SHORT TASK
Copy out the entries below, swapping every "reservoir" for "tank" and leaving everything else unchanged.

ENTRIES SUPPLIED
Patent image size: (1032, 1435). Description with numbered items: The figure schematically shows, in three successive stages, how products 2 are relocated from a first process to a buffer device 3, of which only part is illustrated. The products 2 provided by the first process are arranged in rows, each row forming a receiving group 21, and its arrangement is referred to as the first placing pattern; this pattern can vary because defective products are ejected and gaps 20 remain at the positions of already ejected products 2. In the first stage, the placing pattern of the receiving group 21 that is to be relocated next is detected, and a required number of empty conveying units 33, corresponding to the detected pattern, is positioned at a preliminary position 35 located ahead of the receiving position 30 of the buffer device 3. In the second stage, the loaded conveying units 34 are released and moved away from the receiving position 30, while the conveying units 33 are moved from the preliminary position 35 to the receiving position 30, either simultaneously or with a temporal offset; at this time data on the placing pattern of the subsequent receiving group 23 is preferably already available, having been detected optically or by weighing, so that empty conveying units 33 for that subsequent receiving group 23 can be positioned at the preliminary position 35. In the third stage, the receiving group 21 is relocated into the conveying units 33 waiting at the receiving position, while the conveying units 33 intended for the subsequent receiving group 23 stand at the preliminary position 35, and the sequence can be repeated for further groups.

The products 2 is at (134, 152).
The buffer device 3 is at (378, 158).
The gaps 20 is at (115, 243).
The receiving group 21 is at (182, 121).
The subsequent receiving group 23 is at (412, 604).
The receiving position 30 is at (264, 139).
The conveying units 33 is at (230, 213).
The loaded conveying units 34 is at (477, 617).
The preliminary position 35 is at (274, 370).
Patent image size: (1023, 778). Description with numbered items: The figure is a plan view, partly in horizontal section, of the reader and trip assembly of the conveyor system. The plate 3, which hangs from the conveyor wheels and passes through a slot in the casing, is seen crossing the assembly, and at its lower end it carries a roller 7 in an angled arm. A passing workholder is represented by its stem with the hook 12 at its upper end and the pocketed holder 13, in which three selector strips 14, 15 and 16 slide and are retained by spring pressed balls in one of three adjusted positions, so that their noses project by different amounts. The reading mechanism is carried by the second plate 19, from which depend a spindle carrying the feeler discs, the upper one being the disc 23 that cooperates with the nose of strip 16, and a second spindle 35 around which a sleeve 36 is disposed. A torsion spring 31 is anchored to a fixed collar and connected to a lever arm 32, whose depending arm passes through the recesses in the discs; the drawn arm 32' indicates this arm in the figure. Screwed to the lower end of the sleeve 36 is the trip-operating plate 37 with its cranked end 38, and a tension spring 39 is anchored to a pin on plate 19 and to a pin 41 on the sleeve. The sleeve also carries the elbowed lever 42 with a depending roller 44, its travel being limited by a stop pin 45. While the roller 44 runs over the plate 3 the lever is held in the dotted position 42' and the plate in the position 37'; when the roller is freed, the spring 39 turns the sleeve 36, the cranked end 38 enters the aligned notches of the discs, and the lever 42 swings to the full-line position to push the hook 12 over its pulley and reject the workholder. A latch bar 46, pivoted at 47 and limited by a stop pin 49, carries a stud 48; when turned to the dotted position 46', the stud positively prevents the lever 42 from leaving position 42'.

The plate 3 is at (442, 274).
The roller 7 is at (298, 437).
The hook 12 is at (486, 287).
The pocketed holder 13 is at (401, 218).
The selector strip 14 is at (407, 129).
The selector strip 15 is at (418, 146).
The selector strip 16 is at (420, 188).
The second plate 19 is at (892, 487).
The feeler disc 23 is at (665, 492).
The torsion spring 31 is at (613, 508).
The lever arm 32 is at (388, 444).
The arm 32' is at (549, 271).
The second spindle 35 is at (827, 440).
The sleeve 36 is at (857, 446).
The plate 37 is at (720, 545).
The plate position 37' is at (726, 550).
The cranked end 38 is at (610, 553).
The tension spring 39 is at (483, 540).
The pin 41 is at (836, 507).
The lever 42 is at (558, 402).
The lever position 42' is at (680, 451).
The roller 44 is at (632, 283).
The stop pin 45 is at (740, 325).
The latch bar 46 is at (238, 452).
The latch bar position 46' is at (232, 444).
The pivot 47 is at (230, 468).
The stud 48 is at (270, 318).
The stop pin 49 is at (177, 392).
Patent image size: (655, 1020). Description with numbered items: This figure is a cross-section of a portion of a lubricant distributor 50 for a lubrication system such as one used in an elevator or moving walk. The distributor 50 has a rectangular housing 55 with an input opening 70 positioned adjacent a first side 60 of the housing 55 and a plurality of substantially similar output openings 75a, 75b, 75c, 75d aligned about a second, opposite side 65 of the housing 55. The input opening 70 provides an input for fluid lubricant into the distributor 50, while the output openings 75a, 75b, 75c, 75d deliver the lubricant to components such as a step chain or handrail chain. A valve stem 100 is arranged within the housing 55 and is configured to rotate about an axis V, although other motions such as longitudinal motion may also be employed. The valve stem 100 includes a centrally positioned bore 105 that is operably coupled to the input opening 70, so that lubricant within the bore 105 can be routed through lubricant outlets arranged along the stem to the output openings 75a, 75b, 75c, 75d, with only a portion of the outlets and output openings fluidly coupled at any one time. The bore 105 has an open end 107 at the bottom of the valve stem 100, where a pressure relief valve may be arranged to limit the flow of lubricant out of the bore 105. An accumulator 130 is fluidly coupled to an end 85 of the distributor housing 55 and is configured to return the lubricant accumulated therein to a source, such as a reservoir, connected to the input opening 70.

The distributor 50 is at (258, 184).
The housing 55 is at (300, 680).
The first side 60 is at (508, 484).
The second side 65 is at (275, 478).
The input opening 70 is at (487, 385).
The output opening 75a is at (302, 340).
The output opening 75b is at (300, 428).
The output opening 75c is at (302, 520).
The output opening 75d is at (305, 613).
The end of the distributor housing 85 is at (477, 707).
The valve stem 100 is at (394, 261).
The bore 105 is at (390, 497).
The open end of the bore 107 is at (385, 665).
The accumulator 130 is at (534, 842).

TASK RESULT
Patent image size: (1032, 1435). Description with numbered items: The figure schematically shows, in three successive stages, how products 2 are relocated from a first process to a buffer device 3, of which only part is illustrated. The products 2 provided by the first process are arranged in rows, each row forming a receiving group 21, and its arrangement is referred to as the first placing pattern; this pattern can vary because defective products are ejected and gaps 20 remain at the positions of already ejected products 2. In the first stage, the placing pattern of the receiving group 21 that is to be relocated next is detected, and a required number of empty conveying units 33, corresponding to the detected pattern, is positioned at a preliminary position 35 located ahead of the receiving position 30 of the buffer device 3. In the second stage, the loaded conveying units 34 are released and moved away from the receiving position 30, while the conveying units 33 are moved from the preliminary position 35 to the receiving position 30, either simultaneously or with a temporal offset; at this time data on the placing pattern of the subsequent receiving group 23 is preferably already available, having been detected optically or by weighing, so that empty conveying units 33 for that subsequent receiving group 23 can be positioned at the preliminary position 35. In the third stage, the receiving group 21 is relocated into the conveying units 33 waiting at the receiving position, while the conveying units 33 intended for the subsequent receiving group 23 stand at the preliminary position 35, and the sequence can be repeated for further groups.

The products 2 is at (134, 152).
The buffer device 3 is at (378, 158).
The gaps 20 is at (115, 243).
The receiving group 21 is at (182, 121).
The subsequent receiving group 23 is at (412, 604).
The receiving position 30 is at (264, 139).
The conveying units 33 is at (230, 213).
The loaded conveying units 34 is at (477, 617).
The preliminary position 35 is at (274, 370).
Patent image size: (1023, 778). Description with numbered items: The figure is a plan view, partly in horizontal section, of the reader and trip assembly of the conveyor system. The plate 3, which hangs from the conveyor wheels and passes through a slot in the casing, is seen crossing the assembly, and at its lower end it carries a roller 7 in an angled arm. A passing workholder is represented by its stem with the hook 12 at its upper end and the pocketed holder 13, in which three selector strips 14, 15 and 16 slide and are retained by spring pressed balls in one of three adjusted positions, so that their noses project by different amounts. The reading mechanism is carried by the second plate 19, from which depend a spindle carrying the feeler discs, the upper one being the disc 23 that cooperates with the nose of strip 16, and a second spindle 35 around which a sleeve 36 is disposed. A torsion spring 31 is anchored to a fixed collar and connected to a lever arm 32, whose depending arm passes through the recesses in the discs; the drawn arm 32' indicates this arm in the figure. Screwed to the lower end of the sleeve 36 is the trip-operating plate 37 with its cranked end 38, and a tension spring 39 is anchored to a pin on plate 19 and to a pin 41 on the sleeve. The sleeve also carries the elbowed lever 42 with a depending roller 44, its travel being limited by a stop pin 45. While the roller 44 runs over the plate 3 the lever is held in the dotted position 42' and the plate in the position 37'; when the roller is freed, the spring 39 turns the sleeve 36, the cranked end 38 enters the aligned notches of the discs, and the lever 42 swings to the full-line position to push the hook 12 over its pulley and reject the workholder. A latch bar 46, pivoted at 47 and limited by a stop pin 49, carries a stud 48; when turned to the dotted position 46', the stud positively prevents the lever 42 from leaving position 42'.

The plate 3 is at (442, 274).
The roller 7 is at (298, 437).
The hook 12 is at (486, 287).
The pocketed holder 13 is at (401, 218).
The selector strip 14 is at (407, 129).
The selector strip 15 is at (418, 146).
The selector strip 16 is at (420, 188).
The second plate 19 is at (892, 487).
The feeler disc 23 is at (665, 492).
The torsion spring 31 is at (613, 508).
The lever arm 32 is at (388, 444).
The arm 32' is at (549, 271).
The second spindle 35 is at (827, 440).
The sleeve 36 is at (857, 446).
The plate 37 is at (720, 545).
The plate position 37' is at (726, 550).
The cranked end 38 is at (610, 553).
The tension spring 39 is at (483, 540).
The pin 41 is at (836, 507).
The lever 42 is at (558, 402).
The lever position 42' is at (680, 451).
The roller 44 is at (632, 283).
The stop pin 45 is at (740, 325).
The latch bar 46 is at (238, 452).
The latch bar position 46' is at (232, 444).
The pivot 47 is at (230, 468).
The stud 48 is at (270, 318).
The stop pin 49 is at (177, 392).
Patent image size: (655, 1020). Description with numbered items: This figure is a cross-section of a portion of a lubricant distributor 50 for a lubrication system such as one used in an elevator or moving walk. The distributor 50 has a rectangular housing 55 with an input opening 70 positioned adjacent a first side 60 of the housing 55 and a plurality of substantially similar output openings 75a, 75b, 75c, 75d aligned about a second, opposite side 65 of the housing 55. The input opening 70 provides an input for fluid lubricant into the distributor 50, while the output openings 75a, 75b, 75c, 75d deliver the lubricant to components such as a step chain or handrail chain. A valve stem 100 is arranged within the housing 55 and is configured to rotate about an axis V, although other motions such as longitudinal motion may also be employed. The valve stem 100 includes a centrally positioned bore 105 that is operably coupled to the input opening 70, so that lubricant within the bore 105 can be routed through lubricant outlets arranged along the stem to the output openings 75a, 75b, 75c, 75d, with only a portion of the outlets and output openings fluidly coupled at any one time. The bore 105 has an open end 107 at the bottom of the valve stem 100, where a pressure relief valve may be arranged to limit the flow of lubricant out of the bore 105. An accumulator 130 is fluidly coupled to an end 85 of the distributor housing 55 and is configured to return the lubricant accumulated therein to a source, such as a tank, connected to the input opening 70.

The distributor 50 is at (258, 184).
The housing 55 is at (300, 680).
The first side 60 is at (508, 484).
The second side 65 is at (275, 478).
The input opening 70 is at (487, 385).
The output opening 75a is at (302, 340).
The output opening 75b is at (300, 428).
The output opening 75c is at (302, 520).
The output opening 75d is at (305, 613).
The end of the distributor housing 85 is at (477, 707).
The valve stem 100 is at (394, 261).
The bore 105 is at (390, 497).
The open end of the bore 107 is at (385, 665).
The accumulator 130 is at (534, 842).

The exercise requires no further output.